§ TO BE DONE
Write out the entire listing below exactly as it appears, minus any pictures.

:: RECORD SET ::

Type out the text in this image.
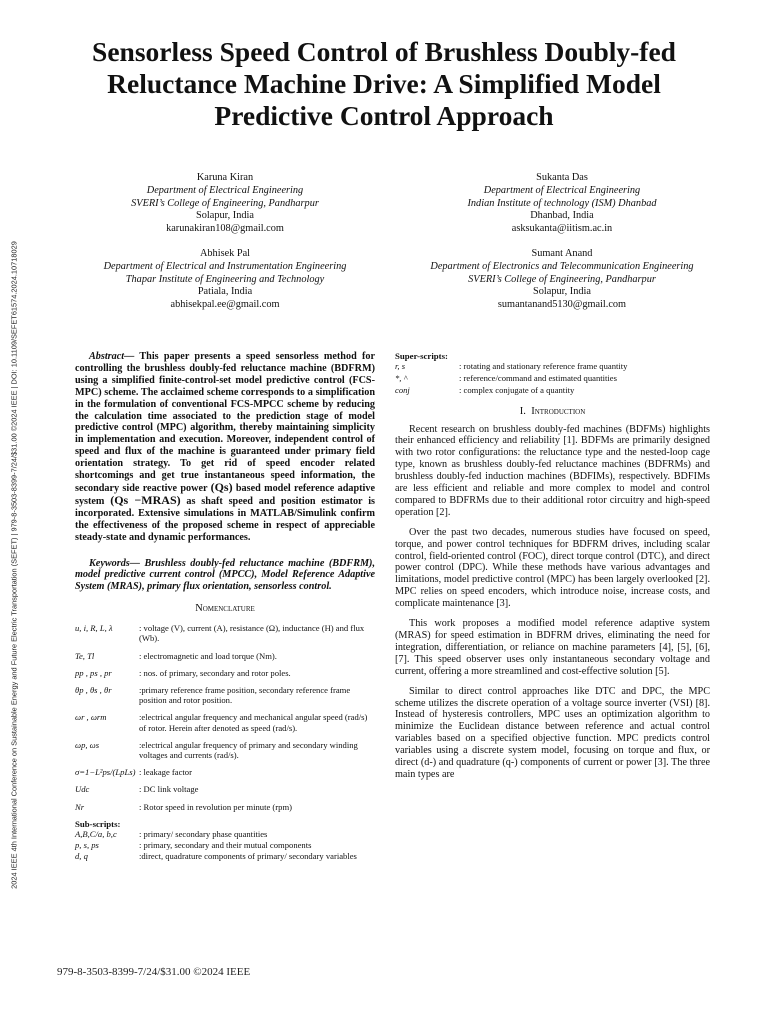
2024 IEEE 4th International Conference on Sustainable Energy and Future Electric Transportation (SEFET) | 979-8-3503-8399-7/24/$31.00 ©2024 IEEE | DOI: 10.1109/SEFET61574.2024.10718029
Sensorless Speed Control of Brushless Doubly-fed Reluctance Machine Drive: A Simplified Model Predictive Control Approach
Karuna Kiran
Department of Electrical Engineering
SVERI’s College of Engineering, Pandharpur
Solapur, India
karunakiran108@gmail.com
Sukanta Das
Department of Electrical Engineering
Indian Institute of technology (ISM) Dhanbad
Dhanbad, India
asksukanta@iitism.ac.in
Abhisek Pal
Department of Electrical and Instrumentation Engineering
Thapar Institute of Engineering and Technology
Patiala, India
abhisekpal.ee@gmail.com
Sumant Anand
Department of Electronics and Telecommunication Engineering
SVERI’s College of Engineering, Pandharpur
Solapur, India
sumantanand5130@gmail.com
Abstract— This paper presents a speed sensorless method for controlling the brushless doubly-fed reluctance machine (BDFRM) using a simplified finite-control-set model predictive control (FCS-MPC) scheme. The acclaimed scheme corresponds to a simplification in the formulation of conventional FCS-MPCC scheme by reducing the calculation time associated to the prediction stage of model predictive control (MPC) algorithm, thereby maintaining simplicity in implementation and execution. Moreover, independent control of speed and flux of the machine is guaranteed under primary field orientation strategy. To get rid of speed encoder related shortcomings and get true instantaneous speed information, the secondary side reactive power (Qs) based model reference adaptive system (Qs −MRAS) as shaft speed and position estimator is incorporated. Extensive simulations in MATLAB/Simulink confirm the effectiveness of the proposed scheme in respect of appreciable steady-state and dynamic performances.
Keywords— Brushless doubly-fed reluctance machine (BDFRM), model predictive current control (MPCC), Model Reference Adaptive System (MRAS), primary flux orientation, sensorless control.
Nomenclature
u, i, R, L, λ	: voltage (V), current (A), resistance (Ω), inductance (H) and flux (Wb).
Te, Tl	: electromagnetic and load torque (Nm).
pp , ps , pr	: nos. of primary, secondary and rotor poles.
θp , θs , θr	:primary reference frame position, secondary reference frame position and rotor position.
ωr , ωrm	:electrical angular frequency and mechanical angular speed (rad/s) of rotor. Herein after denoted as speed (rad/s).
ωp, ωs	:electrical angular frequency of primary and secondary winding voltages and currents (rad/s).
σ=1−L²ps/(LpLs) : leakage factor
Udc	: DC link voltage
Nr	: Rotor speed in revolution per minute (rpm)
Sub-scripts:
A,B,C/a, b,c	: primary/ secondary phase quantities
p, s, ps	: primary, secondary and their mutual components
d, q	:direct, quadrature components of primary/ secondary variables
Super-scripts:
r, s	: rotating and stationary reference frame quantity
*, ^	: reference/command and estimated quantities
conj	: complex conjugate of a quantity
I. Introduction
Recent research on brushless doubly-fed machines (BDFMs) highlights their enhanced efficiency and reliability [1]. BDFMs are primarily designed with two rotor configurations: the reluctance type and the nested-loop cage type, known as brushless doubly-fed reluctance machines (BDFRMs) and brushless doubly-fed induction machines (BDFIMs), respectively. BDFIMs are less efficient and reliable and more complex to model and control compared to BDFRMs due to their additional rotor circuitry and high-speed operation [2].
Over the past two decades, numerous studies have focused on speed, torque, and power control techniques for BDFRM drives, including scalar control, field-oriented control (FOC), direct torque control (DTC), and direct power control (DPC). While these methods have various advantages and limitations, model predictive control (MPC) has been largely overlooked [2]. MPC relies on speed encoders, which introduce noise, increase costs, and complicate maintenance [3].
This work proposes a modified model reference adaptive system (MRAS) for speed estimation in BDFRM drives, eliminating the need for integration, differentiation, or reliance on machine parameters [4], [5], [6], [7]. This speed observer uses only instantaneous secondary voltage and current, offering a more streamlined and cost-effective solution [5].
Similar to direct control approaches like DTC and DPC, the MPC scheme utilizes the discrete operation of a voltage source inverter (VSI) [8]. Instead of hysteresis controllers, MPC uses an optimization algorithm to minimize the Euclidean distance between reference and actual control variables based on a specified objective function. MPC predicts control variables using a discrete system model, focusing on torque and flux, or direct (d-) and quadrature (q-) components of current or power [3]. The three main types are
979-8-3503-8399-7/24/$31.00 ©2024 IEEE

:::

§ SOLUTION TO THIS TASK
Type out the text in this image.
2024 IEEE 4th International Conference on Sustainable Energy and Future Electric Transportation (SEFET) | 979-8-3503-8399-7/24/$31.00 ©2024 IEEE | DOI: 10.1109/SEFET61574.2024.10718029
Sensorless Speed Control of Brushless Doubly-fed Reluctance Machine Drive: A Simplified Model Predictive Control Approach
Karuna Kiran
Department of Electrical Engineering
SVERI’s College of Engineering, Pandharpur
Solapur, India
karunakiran108@gmail.com
Sukanta Das
Department of Electrical Engineering
Indian Institute of technology (ISM) Dhanbad
Dhanbad, India
asksukanta@iitism.ac.in
Abhisek Pal
Department of Electrical and Instrumentation Engineering
Thapar Institute of Engineering and Technology
Patiala, India
abhisekpal.ee@gmail.com
Sumant Anand
Department of Electronics and Telecommunication Engineering
SVERI’s College of Engineering, Pandharpur
Solapur, India
sumantanand5130@gmail.com
Abstract— This paper presents a speed sensorless method for controlling the brushless doubly-fed reluctance machine (BDFRM) using a simplified finite-control-set model predictive control (FCS-MPC) scheme. The acclaimed scheme corresponds to a simplification in the formulation of conventional FCS-MPCC scheme by reducing the calculation time associated to the prediction stage of model predictive control (MPC) algorithm, thereby maintaining simplicity in implementation and execution. Moreover, independent control of speed and flux of the machine is guaranteed under primary field orientation strategy. To get rid of speed encoder related shortcomings and get true instantaneous speed information, the secondary side reactive power (Qs) based model reference adaptive system (Qs −MRAS) as shaft speed and position estimator is incorporated. Extensive simulations in MATLAB/Simulink confirm the effectiveness of the proposed scheme in respect of appreciable steady-state and dynamic performances.
Keywords— Brushless doubly-fed reluctance machine (BDFRM), model predictive current control (MPCC), Model Reference Adaptive System (MRAS), primary flux orientation, sensorless control.
Nomenclature
u, i, R, L, λ	: voltage (V), current (A), resistance (Ω), inductance (H) and flux (Wb).
Te, Tl	: electromagnetic and load torque (Nm).
pp , ps , pr	: nos. of primary, secondary and rotor poles.
θp , θs , θr	:primary reference frame position, secondary reference frame position and rotor position.
ωr , ωrm	:electrical angular frequency and mechanical angular speed (rad/s) of rotor. Herein after denoted as speed (rad/s).
ωp, ωs	:electrical angular frequency of primary and secondary winding voltages and currents (rad/s).
σ=1−L²ps/(LpLs) : leakage factor
Udc	: DC link voltage
Nr	: Rotor speed in revolution per minute (rpm)
Sub-scripts:
A,B,C/a, b,c	: primary/ secondary phase quantities
p, s, ps	: primary, secondary and their mutual components
d, q	:direct, quadrature components of primary/ secondary variables
Super-scripts:
r, s	: rotating and stationary reference frame quantity
*, ^	: reference/command and estimated quantities
conj	: complex conjugate of a quantity
I. Introduction
Recent research on brushless doubly-fed machines (BDFMs) highlights their enhanced efficiency and reliability [1]. BDFMs are primarily designed with two rotor configurations: the reluctance type and the nested-loop cage type, known as brushless doubly-fed reluctance machines (BDFRMs) and brushless doubly-fed induction machines (BDFIMs), respectively. BDFIMs are less efficient and reliable and more complex to model and control compared to BDFRMs due to their additional rotor circuitry and high-speed operation [2].
Over the past two decades, numerous studies have focused on speed, torque, and power control techniques for BDFRM drives, including scalar control, field-oriented control (FOC), direct torque control (DTC), and direct power control (DPC). While these methods have various advantages and limitations, model predictive control (MPC) has been largely overlooked [2]. MPC relies on speed encoders, which introduce noise, increase costs, and complicate maintenance [3].
This work proposes a modified model reference adaptive system (MRAS) for speed estimation in BDFRM drives, eliminating the need for integration, differentiation, or reliance on machine parameters [4], [5], [6], [7]. This speed observer uses only instantaneous secondary voltage and current, offering a more streamlined and cost-effective solution [5].
Similar to direct control approaches like DTC and DPC, the MPC scheme utilizes the discrete operation of a voltage source inverter (VSI) [8]. Instead of hysteresis controllers, MPC uses an optimization algorithm to minimize the Euclidean distance between reference and actual control variables based on a specified objective function. MPC predicts control variables using a discrete system model, focusing on torque and flux, or direct (d-) and quadrature (q-) components of current or power [3]. The three main types are
979-8-3503-8399-7/24/$31.00 ©2024 IEEE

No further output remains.